→ **Goal**
The records below must be duplicated exactly, character for character.

→ **Stored data**
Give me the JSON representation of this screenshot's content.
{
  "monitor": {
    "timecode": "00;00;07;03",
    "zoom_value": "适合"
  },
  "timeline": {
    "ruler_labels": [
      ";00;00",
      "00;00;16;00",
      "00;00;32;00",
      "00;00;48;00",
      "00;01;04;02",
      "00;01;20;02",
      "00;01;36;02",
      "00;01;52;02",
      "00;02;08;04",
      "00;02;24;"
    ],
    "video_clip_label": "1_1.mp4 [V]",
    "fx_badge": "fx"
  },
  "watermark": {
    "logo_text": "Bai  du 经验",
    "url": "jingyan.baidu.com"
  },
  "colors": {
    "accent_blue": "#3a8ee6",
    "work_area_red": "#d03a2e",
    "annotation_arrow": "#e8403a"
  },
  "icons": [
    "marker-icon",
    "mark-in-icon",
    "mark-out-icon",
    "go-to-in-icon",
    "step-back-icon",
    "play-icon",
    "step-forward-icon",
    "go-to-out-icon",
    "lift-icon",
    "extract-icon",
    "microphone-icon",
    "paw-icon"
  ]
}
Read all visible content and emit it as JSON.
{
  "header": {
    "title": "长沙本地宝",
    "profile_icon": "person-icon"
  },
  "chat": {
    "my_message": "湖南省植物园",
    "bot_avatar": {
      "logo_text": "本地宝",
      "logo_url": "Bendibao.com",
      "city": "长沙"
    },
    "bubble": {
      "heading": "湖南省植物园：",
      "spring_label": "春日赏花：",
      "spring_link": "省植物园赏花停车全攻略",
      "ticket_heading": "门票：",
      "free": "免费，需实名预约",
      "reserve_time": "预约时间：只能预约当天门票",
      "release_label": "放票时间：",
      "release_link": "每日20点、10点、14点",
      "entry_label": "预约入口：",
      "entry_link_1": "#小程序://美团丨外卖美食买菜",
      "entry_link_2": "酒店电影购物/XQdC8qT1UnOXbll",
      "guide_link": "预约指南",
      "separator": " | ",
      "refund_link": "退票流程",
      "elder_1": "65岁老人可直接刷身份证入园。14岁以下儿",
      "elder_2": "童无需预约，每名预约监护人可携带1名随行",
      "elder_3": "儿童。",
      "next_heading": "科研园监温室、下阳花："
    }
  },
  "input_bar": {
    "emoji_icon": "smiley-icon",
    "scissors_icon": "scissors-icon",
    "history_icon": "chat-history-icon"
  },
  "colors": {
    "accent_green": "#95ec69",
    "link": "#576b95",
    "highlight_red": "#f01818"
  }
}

→ **Finished task**
Give me the JSON representation of this screenshot's content.
{
  "monitor": {
    "timecode": "00;00;07;03",
    "zoom_value": "适合"
  },
  "timeline": {
    "ruler_labels": [
      ";00;00",
      "00;00;16;00",
      "00;00;32;00",
      "00;00;48;00",
      "00;01;04;02",
      "00;01;20;02",
      "00;01;36;02",
      "00;01;52;02",
      "00;02;08;04",
      "00;02;24;"
    ],
    "video_clip_label": "1_1.mp4 [V]",
    "fx_badge": "fx"
  },
  "watermark": {
    "logo_text": "Bai  du 经验",
    "url": "jingyan.baidu.com"
  },
  "colors": {
    "accent_blue": "#3a8ee6",
    "work_area_red": "#d03a2e",
    "annotation_arrow": "#e8403a"
  },
  "icons": [
    "marker-icon",
    "mark-in-icon",
    "mark-out-icon",
    "go-to-in-icon",
    "step-back-icon",
    "play-icon",
    "step-forward-icon",
    "go-to-out-icon",
    "lift-icon",
    "extract-icon",
    "microphone-icon",
    "paw-icon"
  ]
}
Read all visible content and emit it as JSON.
{
  "header": {
    "title": "长沙本地宝",
    "profile_icon": "person-icon"
  },
  "chat": {
    "my_message": "湖南省植物园",
    "bot_avatar": {
      "logo_text": "本地宝",
      "logo_url": "Bendibao.com",
      "city": "长沙"
    },
    "bubble": {
      "heading": "湖南省植物园：",
      "spring_label": "春日赏花：",
      "spring_link": "省植物园赏花停车全攻略",
      "ticket_heading": "门票：",
      "free": "免费，需实名预约",
      "reserve_time": "预约时间：只能预约当天门票",
      "release_label": "放票时间：",
      "release_link": "每日20点、10点、14点",
      "entry_label": "预约入口：",
      "entry_link_1": "#小程序://美团丨外卖美食买菜",
      "entry_link_2": "酒店电影购物/XQdC8qT1UnOXbll",
      "guide_link": "预约指南",
      "separator": " | ",
      "refund_link": "退票流程",
      "elder_1": "65岁老人可直接刷身份证入园。14岁以下儿",
      "elder_2": "童无需预约，每名预约监护人可携带1名随行",
      "elder_3": "儿童。",
      "next_heading": "科研园监温室、下阳花："
    }
  },
  "input_bar": {
    "emoji_icon": "smiley-icon",
    "scissors_icon": "scissors-icon",
    "history_icon": "chat-history-icon"
  },
  "colors": {
    "accent_green": "#95ec69",
    "link": "#576b95",
    "highlight_red": "#f01818"
  }
}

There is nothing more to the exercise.